● Information supplied
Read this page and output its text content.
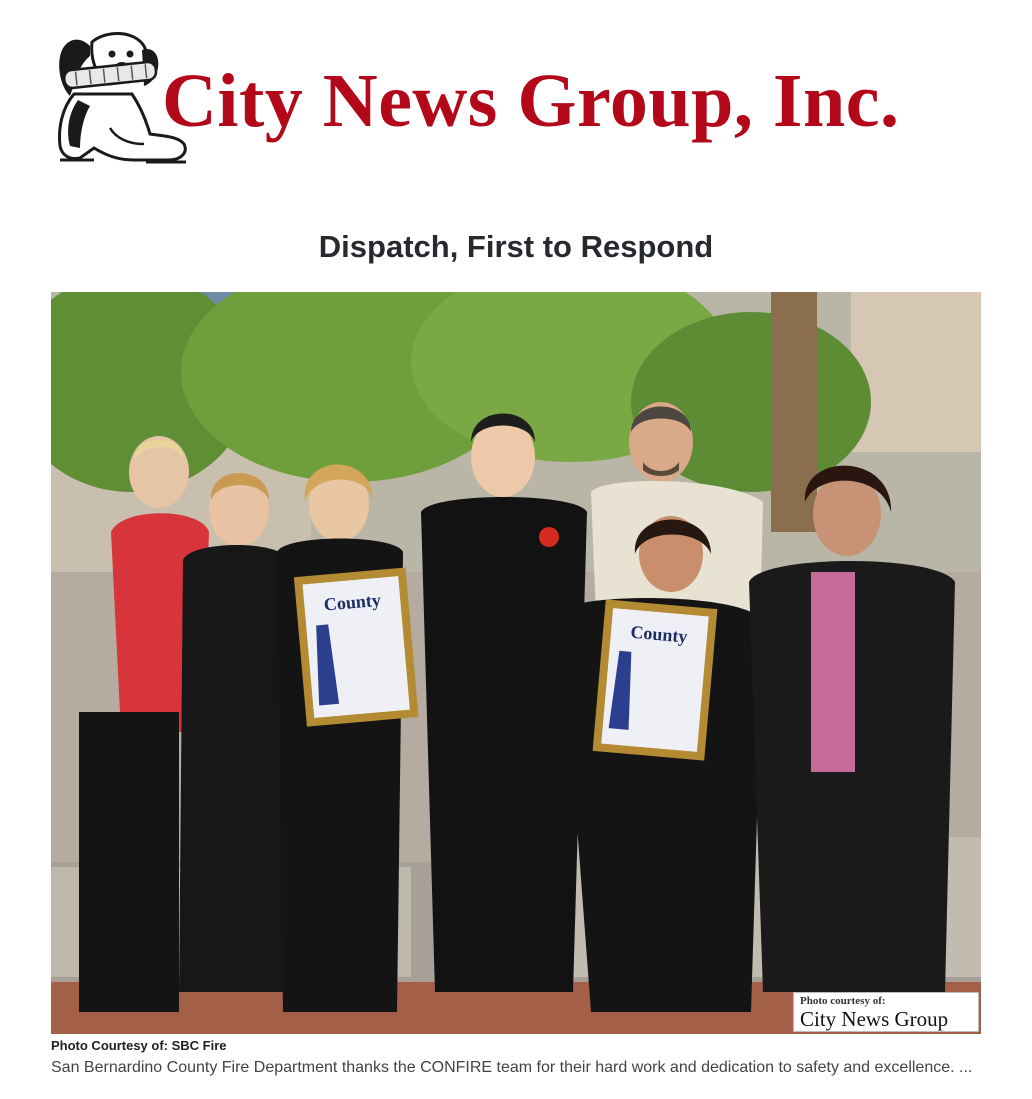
City News Group, Inc.
Dispatch, First to Respond
County
County
Photo courtesy of:
City News Group
Photo Courtesy of: SBC Fire
San Bernardino County Fire Department thanks the CONFIRE team for their hard work and dedication to safety and excellence. ...
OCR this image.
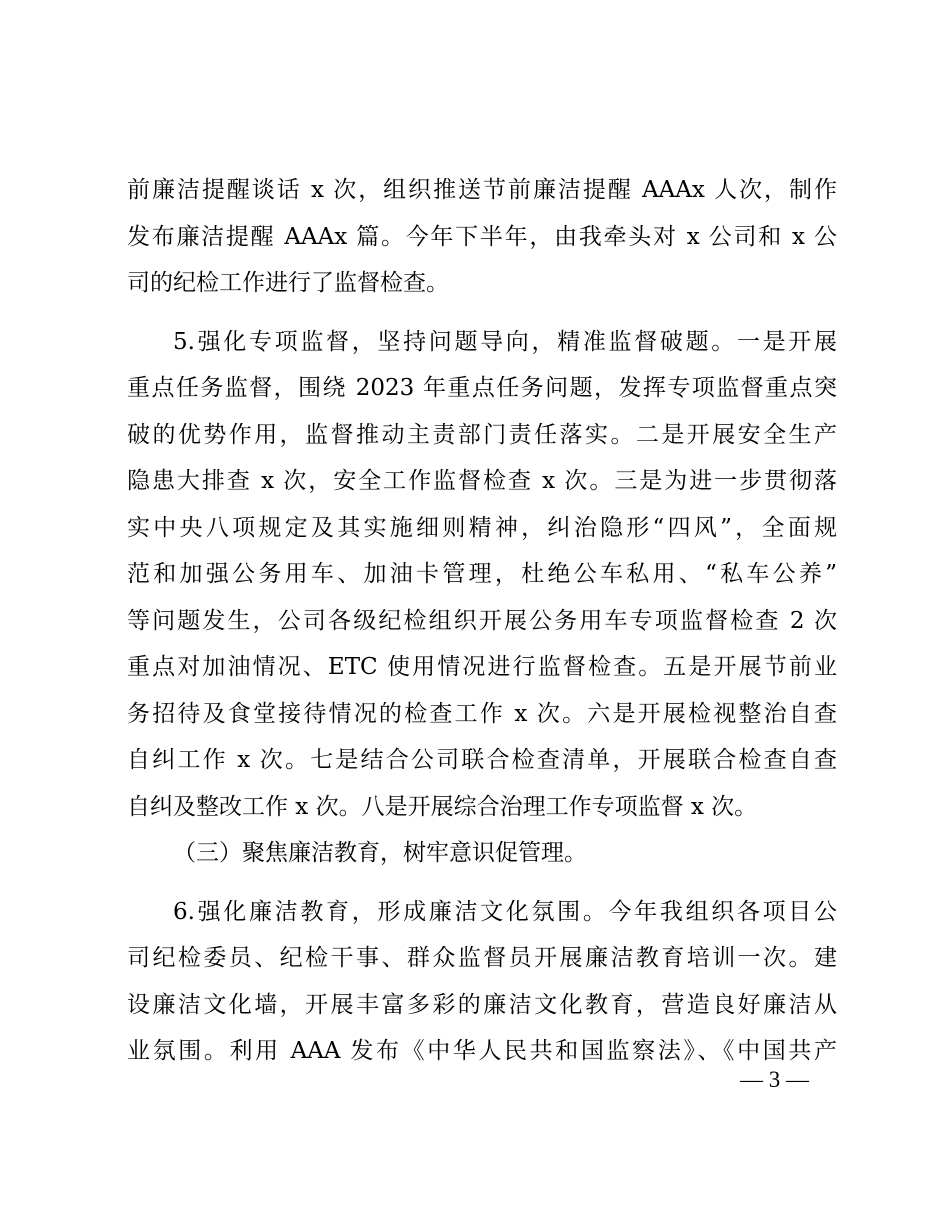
前廉洁提醒谈话 x 次，组织推送节前廉洁提醒 AAAx 人次，制作
发布廉洁提醒 AAAx 篇。今年下半年，由我牵头对 x 公司和 x 公
司的纪检工作进行了监督检查。
5.强化专项监督，坚持问题导向，精准监督破题。一是开展
重点任务监督，围绕 2023 年重点任务问题，发挥专项监督重点突
破的优势作用，监督推动主责部门责任落实。二是开展安全生产
隐患大排查 x 次，安全工作监督检查 x 次。三是为进一步贯彻落
实中央八项规定及其实施细则精神，纠治隐形“四风”，全面规
范和加强公务用车、加油卡管理，杜绝公车私用、“私车公养”
等问题发生，公司各级纪检组织开展公务用车专项监督检查 2 次
重点对加油情况、ETC 使用情况进行监督检查。五是开展节前业
务招待及食堂接待情况的检查工作 x 次。六是开展检视整治自查
自纠工作 x 次。七是结合公司联合检查清单，开展联合检查自查
自纠及整改工作 x 次。八是开展综合治理工作专项监督 x 次。
（三）聚焦廉洁教育，树牢意识促管理。
6.强化廉洁教育，形成廉洁文化氛围。今年我组织各项目公
司纪检委员、纪检干事、群众监督员开展廉洁教育培训一次。建
设廉洁文化墙，开展丰富多彩的廉洁文化教育，营造良好廉洁从
业氛围。利用 AAA 发布《中华人民共和国监察法》、《中国共产
— 3 —
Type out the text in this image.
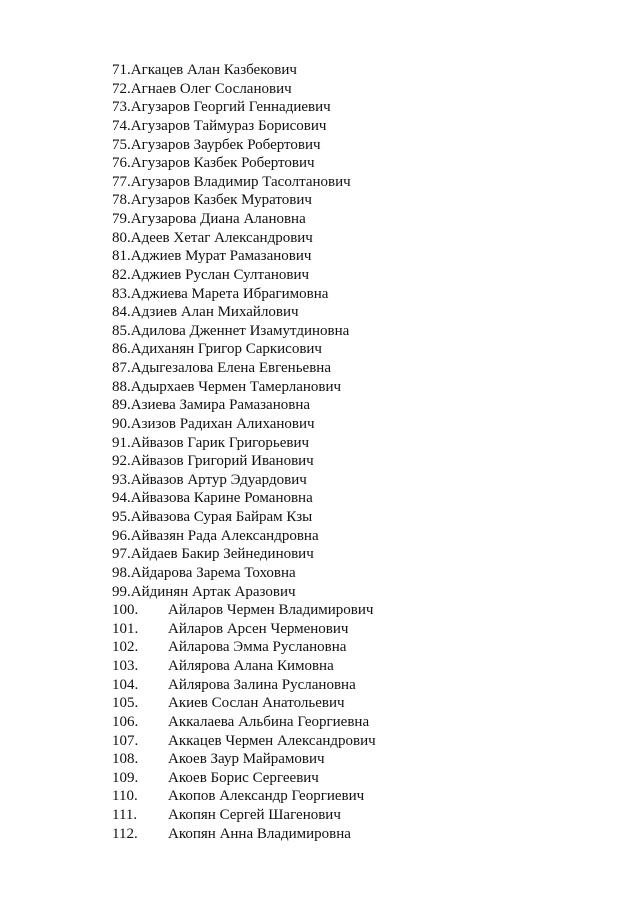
71. Агкацев Алан Казбекович
72. Агнаев Олег Сосланович
73. Агузаров Георгий Геннадиевич
74. Агузаров Таймураз Борисович
75. Агузаров Заурбек Робертович
76. Агузаров Казбек Робертович
77. Агузаров Владимир Тасолтанович
78. Агузаров Казбек Муратович
79. Агузарова Диана Алановна
80. Адеев Хетаг Александрович
81. Аджиев Мурат Рамазанович
82. Аджиев Руслан Султанович
83. Аджиева Марета Ибрагимовна
84. Адзиев Алан Михайлович
85. Адилова Дженнет Изамутдиновна
86. Адиханян Григор Саркисович
87. Адыгезалова Елена Евгеньевна
88. Адырхаев Чермен Тамерланович
89. Азиева Замира Рамазановна
90. Азизов Радихан Алиханович
91. Айвазов Гарик Григорьевич
92. Айвазов Григорий Иванович
93. Айвазов Артур Эдуардович
94. Айвазова Карине Романовна
95. Айвазова Сурая Байрам Кзы
96. Айвазян Рада Александровна
97. Айдаев Бакир Зейнединович
98. Айдарова Зарема Тоховна
99. Айдинян Артак Аразович
100.	Айларов Чермен Владимирович
101.	Айларов Арсен Черменович
102.	Айларова Эмма Руслановна
103.	Айлярова Алана Кимовна
104.	Айлярова Залина Руслановна
105.	Акиев Сослан Анатольевич
106.	Аккалаева Альбина Георгиевна
107.	Аккацев Чермен Александрович
108.	Акоев Заур Майрамович
109.	Акоев Борис Сергеевич
110.	Акопов Александр Георгиевич
111.	Акопян Сергей Шагенович
112.	Акопян Анна Владимировна
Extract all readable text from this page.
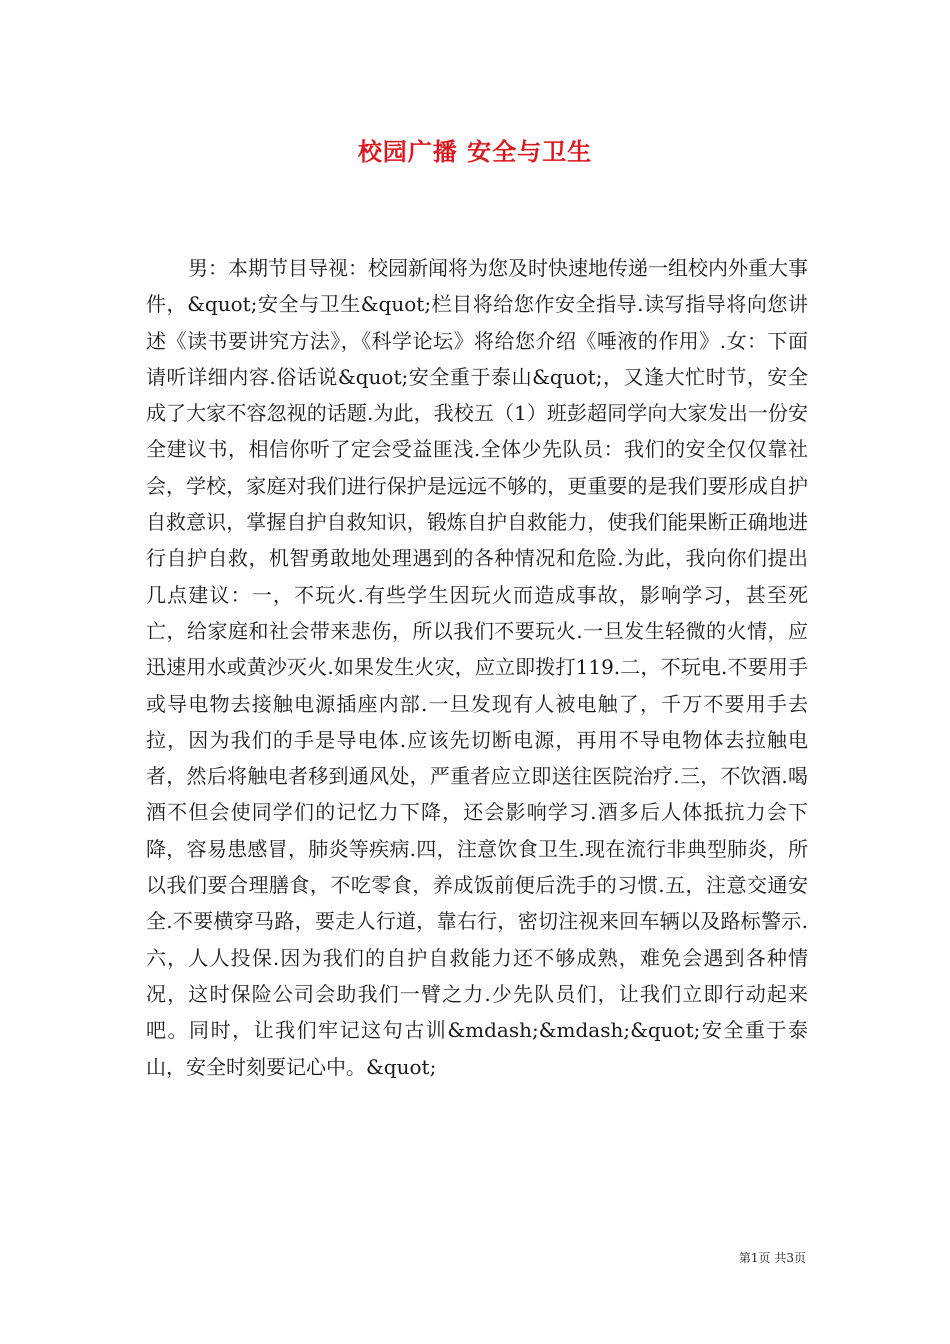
校园广播 安全与卫生

男：本期节目导视：校园新闻将为您及时快速地传递一组校内外重大事件，&quot;安全与卫生&quot;栏目将给您作安全指导.读写指导将向您讲述《读书要讲究方法》，《科学论坛》将给您介绍《唾液的作用》.女：下面请听详细内容.俗话说&quot;安全重于泰山&quot;，又逢大忙时节，安全成了大家不容忽视的话题.为此，我校五（1）班彭超同学向大家发出一份安全建议书，相信你听了定会受益匪浅.全体少先队员：我们的安全仅仅靠社会，学校，家庭对我们进行保护是远远不够的，更重要的是我们要形成自护自救意识，掌握自护自救知识，锻炼自护自救能力，使我们能果断正确地进行自护自救，机智勇敢地处理遇到的各种情况和危险.为此，我向你们提出几点建议：一，不玩火.有些学生因玩火而造成事故，影响学习，甚至死亡，给家庭和社会带来悲伤，所以我们不要玩火.一旦发生轻微的火情，应迅速用水或黄沙灭火.如果发生火灾，应立即拨打119.二，不玩电.不要用手或导电物去接触电源插座内部.一旦发现有人被电触了，千万不要用手去拉，因为我们的手是导电体.应该先切断电源，再用不导电物体去拉触电者，然后将触电者移到通风处，严重者应立即送往医院治疗.三，不饮酒.喝酒不但会使同学们的记忆力下降，还会影响学习.酒多后人体抵抗力会下降，容易患感冒，肺炎等疾病.四，注意饮食卫生.现在流行非典型肺炎，所以我们要合理膳食，不吃零食，养成饭前便后洗手的习惯.五，注意交通安全.不要横穿马路，要走人行道，靠右行，密切注视来回车辆以及路标警示.六，人人投保.因为我们的自护自救能力还不够成熟，难免会遇到各种情况，这时保险公司会助我们一臂之力.少先队员们，让我们立即行动起来吧。同时，让我们牢记这句古训&mdash;&mdash;&quot;安全重于泰山，安全时刻要记心中。&quot;

第1页 共3页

● Written problem
Select every line in the records above that contains the word "text".

● Task answer
Read this page and output its text content.
Type out the text in this image.
Extract all readable text from this page.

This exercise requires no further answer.